Copy the listing below in full and skip every picture.

:: INFORMATION SHOWN ::

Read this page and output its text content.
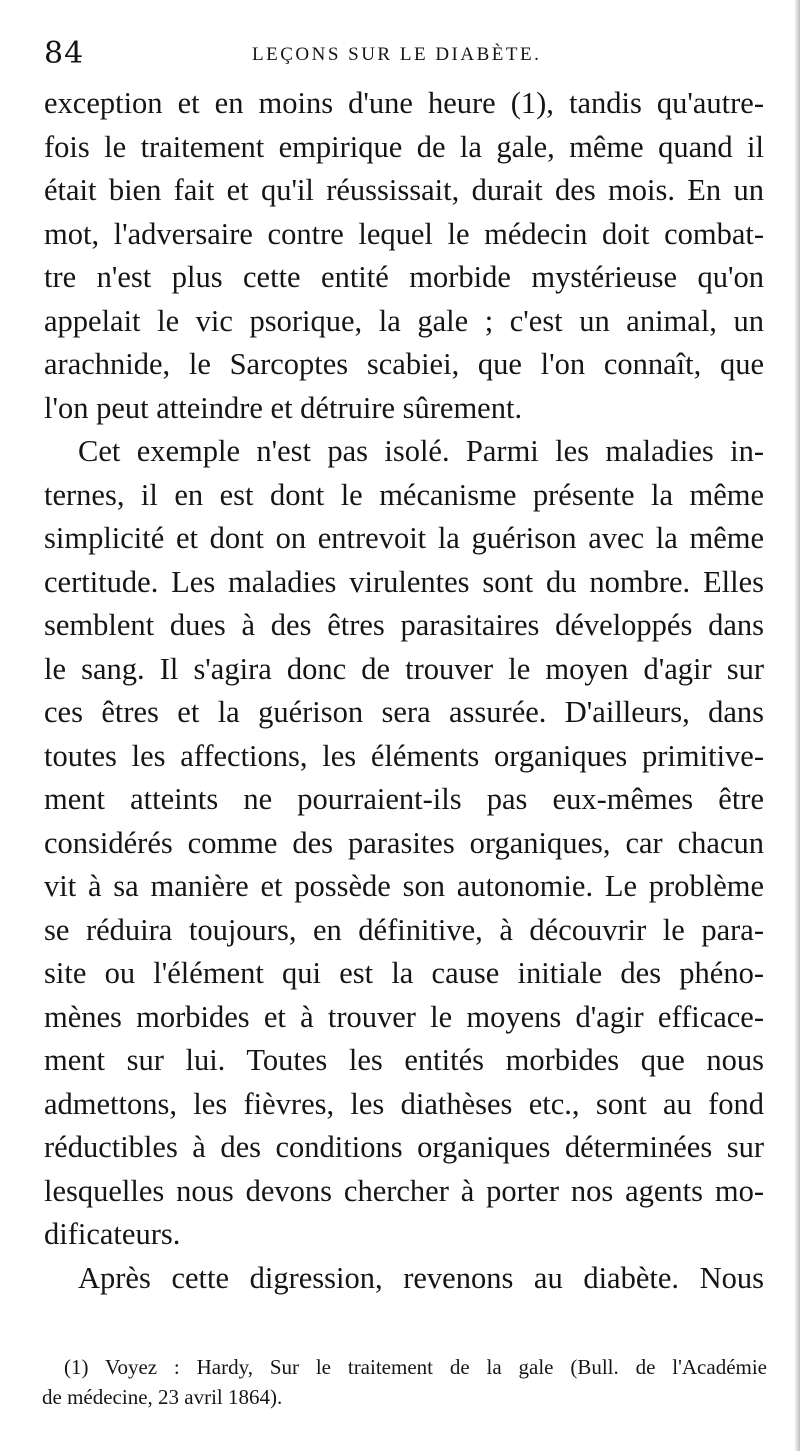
84	LEÇONS SUR LE DIABÈTE.
exception et en moins d'une heure (1), tandis qu'autre-
fois le traitement empirique de la gale, même quand il
était bien fait et qu'il réussissait, durait des mois. En un
mot, l'adversaire contre lequel le médecin doit combat-
tre n'est plus cette entité morbide mystérieuse qu'on
appelait le vic psorique, la gale ; c'est un animal, un
arachnide, le Sarcoptes scabiei, que l'on connaît, que
l'on peut atteindre et détruire sûrement.
Cet exemple n'est pas isolé. Parmi les maladies in-
ternes, il en est dont le mécanisme présente la même
simplicité et dont on entrevoit la guérison avec la même
certitude. Les maladies virulentes sont du nombre. Elles
semblent dues à des êtres parasitaires développés dans
le sang. Il s'agira donc de trouver le moyen d'agir sur
ces êtres et la guérison sera assurée. D'ailleurs, dans
toutes les affections, les éléments organiques primitive-
ment atteints ne pourraient-ils pas eux-mêmes être
considérés comme des parasites organiques, car chacun
vit à sa manière et possède son autonomie. Le problème
se réduira toujours, en définitive, à découvrir le para-
site ou l'élément qui est la cause initiale des phéno-
mènes morbides et à trouver le moyens d'agir efficace-
ment sur lui. Toutes les entités morbides que nous
admettons, les fièvres, les diathèses etc., sont au fond
réductibles à des conditions organiques déterminées sur
lesquelles nous devons chercher à porter nos agents mo-
dificateurs.
Après cette digression, revenons au diabète. Nous
(1) Voyez : Hardy, Sur le traitement de la gale (Bull. de l'Académie
de médecine, 23 avril 1864).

:::

--- TASK RESPONSE ---
Read this page and output its text content.
84	LEÇONS SUR LE DIABÈTE.
exception et en moins d'une heure (1), tandis qu'autre-
fois le traitement empirique de la gale, même quand il
était bien fait et qu'il réussissait, durait des mois. En un
mot, l'adversaire contre lequel le médecin doit combat-
tre n'est plus cette entité morbide mystérieuse qu'on
appelait le vic psorique, la gale ; c'est un animal, un
arachnide, le Sarcoptes scabiei, que l'on connaît, que
l'on peut atteindre et détruire sûrement.
Cet exemple n'est pas isolé. Parmi les maladies in-
ternes, il en est dont le mécanisme présente la même
simplicité et dont on entrevoit la guérison avec la même
certitude. Les maladies virulentes sont du nombre. Elles
semblent dues à des êtres parasitaires développés dans
le sang. Il s'agira donc de trouver le moyen d'agir sur
ces êtres et la guérison sera assurée. D'ailleurs, dans
toutes les affections, les éléments organiques primitive-
ment atteints ne pourraient-ils pas eux-mêmes être
considérés comme des parasites organiques, car chacun
vit à sa manière et possède son autonomie. Le problème
se réduira toujours, en définitive, à découvrir le para-
site ou l'élément qui est la cause initiale des phéno-
mènes morbides et à trouver le moyens d'agir efficace-
ment sur lui. Toutes les entités morbides que nous
admettons, les fièvres, les diathèses etc., sont au fond
réductibles à des conditions organiques déterminées sur
lesquelles nous devons chercher à porter nos agents mo-
dificateurs.
Après cette digression, revenons au diabète. Nous
(1) Voyez : Hardy, Sur le traitement de la gale (Bull. de l'Académie
de médecine, 23 avril 1864).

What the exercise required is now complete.